Give back the full listing, character for character, with no pictures.
* Begin Input *
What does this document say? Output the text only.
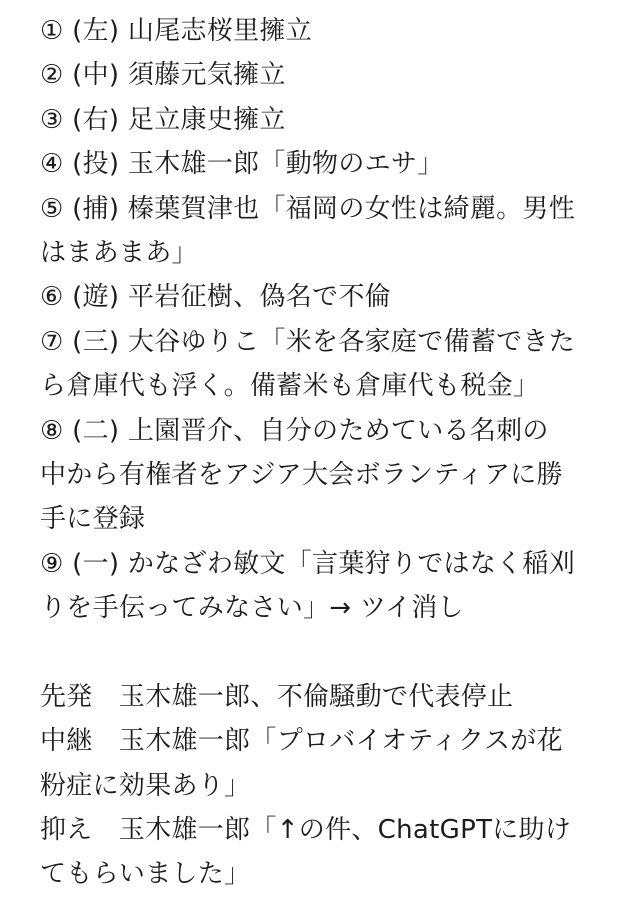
① (左) 山尾志桜里擁立
② (中) 須藤元気擁立
③ (右) 足立康史擁立
④ (投) 玉木雄一郎「動物のエサ」
⑤ (捕) 榛葉賀津也「福岡の女性は綺麗。男性
はまあまあ」
⑥ (遊) 平岩征樹、偽名で不倫
⑦ (三) 大谷ゆりこ「米を各家庭で備蓄できた
ら倉庫代も浮く。備蓄米も倉庫代も税金」
⑧ (二) 上園晋介、自分のためている名刺の
中から有権者をアジア大会ボランティアに勝
手に登録
⑨ (一) かなざわ敏文「言葉狩りではなく稲刈
りを手伝ってみなさい」→ ツイ消し
先発　玉木雄一郎、不倫騒動で代表停止
中継　玉木雄一郎「プロバイオティクスが花
粉症に効果あり」
抑え　玉木雄一郎「↑の件、ChatGPTに助け
てもらいました」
* End Input *
→ **Result of the exercise**:
What does this document say? Output the text only.
① (左) 山尾志桜里擁立
② (中) 須藤元気擁立
③ (右) 足立康史擁立
④ (投) 玉木雄一郎「動物のエサ」
⑤ (捕) 榛葉賀津也「福岡の女性は綺麗。男性
はまあまあ」
⑥ (遊) 平岩征樹、偽名で不倫
⑦ (三) 大谷ゆりこ「米を各家庭で備蓄できた
ら倉庫代も浮く。備蓄米も倉庫代も税金」
⑧ (二) 上園晋介、自分のためている名刺の
中から有権者をアジア大会ボランティアに勝
手に登録
⑨ (一) かなざわ敏文「言葉狩りではなく稲刈
りを手伝ってみなさい」→ ツイ消し
先発　玉木雄一郎、不倫騒動で代表停止
中継　玉木雄一郎「プロバイオティクスが花
粉症に効果あり」
抑え　玉木雄一郎「↑の件、ChatGPTに助け
てもらいました」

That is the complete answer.